* _WHAT TO PRODUCE_
Look for the string "object" and copy every line that has it.

Records about charts and figures:
+ + + +

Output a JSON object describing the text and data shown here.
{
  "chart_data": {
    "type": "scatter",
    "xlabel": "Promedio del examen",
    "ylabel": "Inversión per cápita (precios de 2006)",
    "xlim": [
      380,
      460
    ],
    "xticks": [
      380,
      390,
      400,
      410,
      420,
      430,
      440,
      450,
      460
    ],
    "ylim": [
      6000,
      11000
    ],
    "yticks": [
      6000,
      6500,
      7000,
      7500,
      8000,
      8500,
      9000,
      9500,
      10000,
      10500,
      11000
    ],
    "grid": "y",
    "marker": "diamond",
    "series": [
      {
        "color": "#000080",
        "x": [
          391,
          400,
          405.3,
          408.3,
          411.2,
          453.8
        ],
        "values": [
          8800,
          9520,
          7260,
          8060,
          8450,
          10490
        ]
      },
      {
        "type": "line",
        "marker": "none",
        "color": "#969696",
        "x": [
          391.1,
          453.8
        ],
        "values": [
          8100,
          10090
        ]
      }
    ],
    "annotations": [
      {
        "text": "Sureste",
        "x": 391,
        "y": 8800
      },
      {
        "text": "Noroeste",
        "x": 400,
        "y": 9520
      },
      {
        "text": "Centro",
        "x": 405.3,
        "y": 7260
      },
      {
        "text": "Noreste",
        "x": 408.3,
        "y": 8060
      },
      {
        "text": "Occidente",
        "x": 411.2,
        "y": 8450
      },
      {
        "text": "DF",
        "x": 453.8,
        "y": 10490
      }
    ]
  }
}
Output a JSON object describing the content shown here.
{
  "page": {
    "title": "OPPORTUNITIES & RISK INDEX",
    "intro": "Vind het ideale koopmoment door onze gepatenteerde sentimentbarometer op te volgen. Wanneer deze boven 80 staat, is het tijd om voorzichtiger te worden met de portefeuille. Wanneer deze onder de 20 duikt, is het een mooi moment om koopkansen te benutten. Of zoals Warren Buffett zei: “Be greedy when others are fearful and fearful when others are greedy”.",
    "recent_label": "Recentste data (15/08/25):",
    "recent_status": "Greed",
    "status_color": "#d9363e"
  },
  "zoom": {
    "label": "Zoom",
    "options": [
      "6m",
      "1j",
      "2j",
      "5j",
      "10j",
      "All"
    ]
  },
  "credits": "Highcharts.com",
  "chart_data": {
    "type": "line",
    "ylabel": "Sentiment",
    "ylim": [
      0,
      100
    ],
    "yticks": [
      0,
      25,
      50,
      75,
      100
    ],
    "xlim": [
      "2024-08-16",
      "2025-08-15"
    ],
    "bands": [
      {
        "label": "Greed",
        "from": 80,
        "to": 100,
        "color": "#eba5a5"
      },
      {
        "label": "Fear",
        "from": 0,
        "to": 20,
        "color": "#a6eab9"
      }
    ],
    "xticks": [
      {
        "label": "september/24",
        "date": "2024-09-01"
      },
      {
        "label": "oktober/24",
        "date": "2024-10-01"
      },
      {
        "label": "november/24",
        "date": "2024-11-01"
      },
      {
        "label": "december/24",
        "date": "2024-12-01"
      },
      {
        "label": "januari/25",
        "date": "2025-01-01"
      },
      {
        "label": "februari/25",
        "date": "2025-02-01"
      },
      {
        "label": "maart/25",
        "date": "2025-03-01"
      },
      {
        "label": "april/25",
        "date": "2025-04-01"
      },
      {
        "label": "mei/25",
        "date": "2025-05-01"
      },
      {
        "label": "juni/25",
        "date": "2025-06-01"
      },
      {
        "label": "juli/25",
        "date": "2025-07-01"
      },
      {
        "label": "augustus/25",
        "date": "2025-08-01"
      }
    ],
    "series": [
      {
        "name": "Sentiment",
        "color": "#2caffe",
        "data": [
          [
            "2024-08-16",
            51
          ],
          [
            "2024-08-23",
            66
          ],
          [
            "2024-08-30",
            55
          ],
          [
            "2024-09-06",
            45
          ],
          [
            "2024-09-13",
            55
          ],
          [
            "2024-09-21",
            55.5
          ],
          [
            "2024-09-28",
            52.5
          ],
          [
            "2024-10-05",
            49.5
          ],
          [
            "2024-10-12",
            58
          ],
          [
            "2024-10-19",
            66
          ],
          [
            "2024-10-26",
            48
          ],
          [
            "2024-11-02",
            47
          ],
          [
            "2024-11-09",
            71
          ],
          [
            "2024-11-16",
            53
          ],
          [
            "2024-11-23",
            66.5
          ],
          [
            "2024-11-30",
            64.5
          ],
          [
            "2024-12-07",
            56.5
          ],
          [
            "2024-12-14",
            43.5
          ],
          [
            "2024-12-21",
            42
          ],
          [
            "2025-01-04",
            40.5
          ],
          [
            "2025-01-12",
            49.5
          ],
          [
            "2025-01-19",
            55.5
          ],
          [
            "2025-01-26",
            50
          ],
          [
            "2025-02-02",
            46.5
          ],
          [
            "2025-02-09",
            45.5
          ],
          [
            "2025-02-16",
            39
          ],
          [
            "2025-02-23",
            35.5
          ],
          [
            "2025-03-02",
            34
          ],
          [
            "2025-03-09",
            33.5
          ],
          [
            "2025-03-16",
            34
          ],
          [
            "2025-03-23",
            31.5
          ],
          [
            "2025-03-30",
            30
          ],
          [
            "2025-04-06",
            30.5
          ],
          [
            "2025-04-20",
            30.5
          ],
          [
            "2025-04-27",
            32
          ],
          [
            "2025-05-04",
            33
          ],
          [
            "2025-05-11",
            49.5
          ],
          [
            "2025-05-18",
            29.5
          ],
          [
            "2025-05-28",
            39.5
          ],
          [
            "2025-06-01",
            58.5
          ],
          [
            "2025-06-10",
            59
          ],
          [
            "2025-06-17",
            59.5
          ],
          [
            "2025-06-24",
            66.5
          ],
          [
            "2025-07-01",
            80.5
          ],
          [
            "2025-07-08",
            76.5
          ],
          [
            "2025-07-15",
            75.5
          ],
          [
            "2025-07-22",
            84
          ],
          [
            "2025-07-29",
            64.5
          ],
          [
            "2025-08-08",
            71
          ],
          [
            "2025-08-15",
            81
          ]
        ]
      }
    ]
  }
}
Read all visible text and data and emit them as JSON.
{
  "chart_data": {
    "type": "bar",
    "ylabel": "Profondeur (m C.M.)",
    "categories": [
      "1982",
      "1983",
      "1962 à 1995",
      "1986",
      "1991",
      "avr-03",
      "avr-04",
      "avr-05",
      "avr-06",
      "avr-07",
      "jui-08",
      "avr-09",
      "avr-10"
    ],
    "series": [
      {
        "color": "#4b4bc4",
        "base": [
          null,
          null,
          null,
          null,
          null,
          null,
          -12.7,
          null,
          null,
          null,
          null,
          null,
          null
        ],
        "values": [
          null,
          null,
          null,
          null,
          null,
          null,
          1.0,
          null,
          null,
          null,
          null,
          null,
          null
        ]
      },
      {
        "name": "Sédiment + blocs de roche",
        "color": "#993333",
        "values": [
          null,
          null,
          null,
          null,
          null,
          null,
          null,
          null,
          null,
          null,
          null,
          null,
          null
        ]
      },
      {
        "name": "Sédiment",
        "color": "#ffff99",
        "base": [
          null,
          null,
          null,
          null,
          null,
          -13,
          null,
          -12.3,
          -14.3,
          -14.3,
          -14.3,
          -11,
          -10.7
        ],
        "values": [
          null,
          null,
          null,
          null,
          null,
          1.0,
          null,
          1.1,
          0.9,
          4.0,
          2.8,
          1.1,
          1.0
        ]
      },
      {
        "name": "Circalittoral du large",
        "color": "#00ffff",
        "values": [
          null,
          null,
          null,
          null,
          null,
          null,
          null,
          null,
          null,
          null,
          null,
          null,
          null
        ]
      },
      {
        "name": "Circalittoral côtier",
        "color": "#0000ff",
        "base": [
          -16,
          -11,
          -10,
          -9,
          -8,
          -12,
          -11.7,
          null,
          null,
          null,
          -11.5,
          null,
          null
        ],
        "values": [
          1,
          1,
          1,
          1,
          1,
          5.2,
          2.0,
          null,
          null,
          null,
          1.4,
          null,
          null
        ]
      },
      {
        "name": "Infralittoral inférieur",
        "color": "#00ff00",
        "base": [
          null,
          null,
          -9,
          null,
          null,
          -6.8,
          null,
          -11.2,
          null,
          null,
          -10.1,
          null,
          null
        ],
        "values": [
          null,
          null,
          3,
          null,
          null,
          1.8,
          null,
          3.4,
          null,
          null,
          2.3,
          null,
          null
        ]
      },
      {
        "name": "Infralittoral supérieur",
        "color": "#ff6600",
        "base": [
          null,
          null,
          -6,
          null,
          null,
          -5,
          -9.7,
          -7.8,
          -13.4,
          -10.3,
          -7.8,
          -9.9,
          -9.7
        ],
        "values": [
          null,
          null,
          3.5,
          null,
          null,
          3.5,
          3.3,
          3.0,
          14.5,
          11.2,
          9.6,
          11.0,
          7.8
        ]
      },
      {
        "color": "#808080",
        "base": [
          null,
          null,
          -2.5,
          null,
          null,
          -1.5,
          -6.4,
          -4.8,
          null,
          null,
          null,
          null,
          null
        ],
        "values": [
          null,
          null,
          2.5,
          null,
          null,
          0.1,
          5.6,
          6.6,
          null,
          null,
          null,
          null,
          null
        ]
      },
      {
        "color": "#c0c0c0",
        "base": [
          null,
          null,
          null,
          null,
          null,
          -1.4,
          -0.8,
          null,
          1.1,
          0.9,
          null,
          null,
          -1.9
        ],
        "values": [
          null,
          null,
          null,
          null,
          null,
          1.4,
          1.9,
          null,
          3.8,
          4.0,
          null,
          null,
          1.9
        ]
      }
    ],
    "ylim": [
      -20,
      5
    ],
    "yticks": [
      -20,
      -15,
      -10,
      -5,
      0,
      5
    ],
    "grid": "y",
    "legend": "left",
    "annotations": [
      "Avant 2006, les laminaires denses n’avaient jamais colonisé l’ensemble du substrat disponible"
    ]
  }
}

+ + + +

* _WORKED ANSWER_
Output a JSON object describing the text and data shown here.
Output a JSON object describing the content shown here.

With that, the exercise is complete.